= WHAT THIS TASK INVOLVES =
Every line of the data that contains the string "title" must be copied.

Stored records
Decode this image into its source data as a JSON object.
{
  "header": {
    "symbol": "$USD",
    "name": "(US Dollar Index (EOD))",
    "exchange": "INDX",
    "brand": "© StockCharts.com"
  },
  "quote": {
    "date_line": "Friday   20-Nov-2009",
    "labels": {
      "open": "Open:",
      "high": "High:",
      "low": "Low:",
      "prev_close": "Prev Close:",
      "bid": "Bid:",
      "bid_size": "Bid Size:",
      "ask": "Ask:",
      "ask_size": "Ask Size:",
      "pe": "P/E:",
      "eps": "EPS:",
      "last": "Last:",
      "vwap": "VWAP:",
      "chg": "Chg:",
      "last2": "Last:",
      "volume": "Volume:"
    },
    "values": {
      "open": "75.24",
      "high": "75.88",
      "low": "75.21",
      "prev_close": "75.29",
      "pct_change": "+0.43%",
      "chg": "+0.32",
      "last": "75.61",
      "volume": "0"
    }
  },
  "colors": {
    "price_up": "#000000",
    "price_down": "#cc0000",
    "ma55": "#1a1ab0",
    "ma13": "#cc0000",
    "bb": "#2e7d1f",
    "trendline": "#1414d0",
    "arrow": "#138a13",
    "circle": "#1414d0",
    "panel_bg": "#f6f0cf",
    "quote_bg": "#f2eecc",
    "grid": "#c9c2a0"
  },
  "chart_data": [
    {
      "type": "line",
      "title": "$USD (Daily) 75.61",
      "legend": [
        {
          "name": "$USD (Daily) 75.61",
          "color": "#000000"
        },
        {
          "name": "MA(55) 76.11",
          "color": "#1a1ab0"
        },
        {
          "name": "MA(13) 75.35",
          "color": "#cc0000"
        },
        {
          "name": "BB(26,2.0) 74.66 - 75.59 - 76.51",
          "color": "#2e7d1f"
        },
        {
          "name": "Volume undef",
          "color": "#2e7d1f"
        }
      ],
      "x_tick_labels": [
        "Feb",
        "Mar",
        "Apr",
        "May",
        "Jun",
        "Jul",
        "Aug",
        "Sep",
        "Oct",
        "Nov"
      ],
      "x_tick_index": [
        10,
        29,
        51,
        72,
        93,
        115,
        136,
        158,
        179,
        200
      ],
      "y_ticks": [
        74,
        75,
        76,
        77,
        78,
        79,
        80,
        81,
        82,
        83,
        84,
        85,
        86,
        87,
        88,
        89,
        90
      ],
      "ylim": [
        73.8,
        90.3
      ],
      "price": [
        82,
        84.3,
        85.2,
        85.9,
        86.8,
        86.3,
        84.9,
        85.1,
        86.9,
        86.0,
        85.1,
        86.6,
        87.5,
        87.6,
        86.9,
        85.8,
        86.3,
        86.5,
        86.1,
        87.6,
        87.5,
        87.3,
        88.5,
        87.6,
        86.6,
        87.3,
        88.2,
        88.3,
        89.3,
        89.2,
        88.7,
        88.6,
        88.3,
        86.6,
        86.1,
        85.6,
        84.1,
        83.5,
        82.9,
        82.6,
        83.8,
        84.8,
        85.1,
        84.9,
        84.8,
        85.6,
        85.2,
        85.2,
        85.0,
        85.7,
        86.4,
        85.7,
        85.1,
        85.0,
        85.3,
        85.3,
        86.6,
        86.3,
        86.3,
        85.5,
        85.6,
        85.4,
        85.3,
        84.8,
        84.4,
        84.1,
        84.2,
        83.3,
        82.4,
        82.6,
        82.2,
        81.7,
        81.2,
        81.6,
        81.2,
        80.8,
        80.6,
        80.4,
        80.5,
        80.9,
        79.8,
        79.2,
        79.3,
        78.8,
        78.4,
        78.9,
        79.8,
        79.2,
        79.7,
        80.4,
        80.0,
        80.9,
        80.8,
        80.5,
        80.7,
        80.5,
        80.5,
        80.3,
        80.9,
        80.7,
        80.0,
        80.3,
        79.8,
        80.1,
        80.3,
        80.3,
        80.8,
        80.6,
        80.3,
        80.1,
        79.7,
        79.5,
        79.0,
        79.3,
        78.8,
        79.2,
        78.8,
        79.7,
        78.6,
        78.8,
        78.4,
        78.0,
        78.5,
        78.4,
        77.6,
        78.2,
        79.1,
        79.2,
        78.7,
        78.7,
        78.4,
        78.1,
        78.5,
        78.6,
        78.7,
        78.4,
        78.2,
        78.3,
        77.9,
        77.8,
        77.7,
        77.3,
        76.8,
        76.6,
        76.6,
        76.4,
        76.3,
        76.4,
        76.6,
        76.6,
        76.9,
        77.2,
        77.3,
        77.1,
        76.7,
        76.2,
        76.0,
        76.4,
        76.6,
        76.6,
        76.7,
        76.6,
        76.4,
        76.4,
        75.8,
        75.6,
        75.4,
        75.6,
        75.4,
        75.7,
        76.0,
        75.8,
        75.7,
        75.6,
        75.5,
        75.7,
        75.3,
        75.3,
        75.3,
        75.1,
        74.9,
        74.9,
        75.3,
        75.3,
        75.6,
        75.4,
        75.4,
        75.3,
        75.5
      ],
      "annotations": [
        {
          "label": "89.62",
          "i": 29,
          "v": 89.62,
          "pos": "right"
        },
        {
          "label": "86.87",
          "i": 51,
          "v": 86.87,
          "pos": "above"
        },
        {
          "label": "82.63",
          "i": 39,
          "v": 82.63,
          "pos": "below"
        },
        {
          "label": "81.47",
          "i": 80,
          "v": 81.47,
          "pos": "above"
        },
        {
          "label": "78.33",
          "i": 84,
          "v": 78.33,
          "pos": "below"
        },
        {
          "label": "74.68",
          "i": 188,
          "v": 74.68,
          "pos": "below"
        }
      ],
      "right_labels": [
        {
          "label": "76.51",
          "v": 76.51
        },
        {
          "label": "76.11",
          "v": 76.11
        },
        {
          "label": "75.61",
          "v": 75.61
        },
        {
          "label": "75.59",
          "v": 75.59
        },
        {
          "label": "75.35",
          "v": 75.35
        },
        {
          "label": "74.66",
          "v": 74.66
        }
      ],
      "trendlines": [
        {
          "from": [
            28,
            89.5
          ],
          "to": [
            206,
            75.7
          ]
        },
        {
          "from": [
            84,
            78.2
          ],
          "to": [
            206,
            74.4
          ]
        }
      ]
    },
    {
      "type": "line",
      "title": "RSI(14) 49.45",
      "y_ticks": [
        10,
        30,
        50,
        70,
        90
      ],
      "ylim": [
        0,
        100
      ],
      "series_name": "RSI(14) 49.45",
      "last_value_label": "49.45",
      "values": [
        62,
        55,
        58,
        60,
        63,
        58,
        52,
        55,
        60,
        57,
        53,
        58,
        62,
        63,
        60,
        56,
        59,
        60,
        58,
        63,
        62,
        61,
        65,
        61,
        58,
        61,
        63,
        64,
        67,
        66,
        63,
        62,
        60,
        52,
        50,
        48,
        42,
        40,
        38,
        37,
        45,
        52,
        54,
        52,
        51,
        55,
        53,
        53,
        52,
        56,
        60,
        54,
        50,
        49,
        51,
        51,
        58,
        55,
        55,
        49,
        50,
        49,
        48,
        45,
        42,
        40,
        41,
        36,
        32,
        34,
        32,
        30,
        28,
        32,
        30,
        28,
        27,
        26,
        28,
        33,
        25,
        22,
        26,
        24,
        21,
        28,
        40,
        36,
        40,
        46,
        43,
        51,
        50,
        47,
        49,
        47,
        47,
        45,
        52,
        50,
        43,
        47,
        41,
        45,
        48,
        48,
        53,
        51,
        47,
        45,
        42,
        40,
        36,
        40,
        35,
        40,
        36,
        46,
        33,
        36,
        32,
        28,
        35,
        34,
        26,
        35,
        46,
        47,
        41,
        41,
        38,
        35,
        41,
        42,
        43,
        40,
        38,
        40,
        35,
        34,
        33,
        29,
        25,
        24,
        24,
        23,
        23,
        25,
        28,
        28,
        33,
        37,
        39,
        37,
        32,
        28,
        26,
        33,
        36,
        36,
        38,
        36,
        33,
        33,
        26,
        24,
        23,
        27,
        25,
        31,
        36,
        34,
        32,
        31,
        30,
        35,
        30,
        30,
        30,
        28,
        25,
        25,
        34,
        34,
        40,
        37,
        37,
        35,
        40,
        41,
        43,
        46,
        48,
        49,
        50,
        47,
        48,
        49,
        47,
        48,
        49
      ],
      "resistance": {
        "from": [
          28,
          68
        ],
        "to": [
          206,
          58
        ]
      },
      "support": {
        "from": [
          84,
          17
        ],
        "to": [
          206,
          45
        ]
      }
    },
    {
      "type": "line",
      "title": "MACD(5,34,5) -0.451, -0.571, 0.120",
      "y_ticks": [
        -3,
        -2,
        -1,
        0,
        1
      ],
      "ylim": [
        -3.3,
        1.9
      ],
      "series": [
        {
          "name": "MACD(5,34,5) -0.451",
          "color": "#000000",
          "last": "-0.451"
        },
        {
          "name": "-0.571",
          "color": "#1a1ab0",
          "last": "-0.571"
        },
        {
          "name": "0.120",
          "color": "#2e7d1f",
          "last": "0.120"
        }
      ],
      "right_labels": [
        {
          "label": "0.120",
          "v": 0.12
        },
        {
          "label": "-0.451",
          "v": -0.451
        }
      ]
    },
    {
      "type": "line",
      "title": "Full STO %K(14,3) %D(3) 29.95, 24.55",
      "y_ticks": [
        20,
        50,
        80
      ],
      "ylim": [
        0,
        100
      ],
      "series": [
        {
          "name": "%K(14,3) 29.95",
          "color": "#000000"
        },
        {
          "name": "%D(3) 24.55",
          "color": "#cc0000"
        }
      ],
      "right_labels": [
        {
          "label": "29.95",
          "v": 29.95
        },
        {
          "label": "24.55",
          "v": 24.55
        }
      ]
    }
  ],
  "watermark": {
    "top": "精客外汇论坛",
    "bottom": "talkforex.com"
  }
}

= TASK RESULT =
      "title": "$USD (Daily) 75.61",
      "title": "RSI(14) 49.45",
      "title": "MACD(5,34,5) -0.451, -0.571, 0.120",
      "title": "Full STO %K(14,3) %D(3) 29.95, 24.55",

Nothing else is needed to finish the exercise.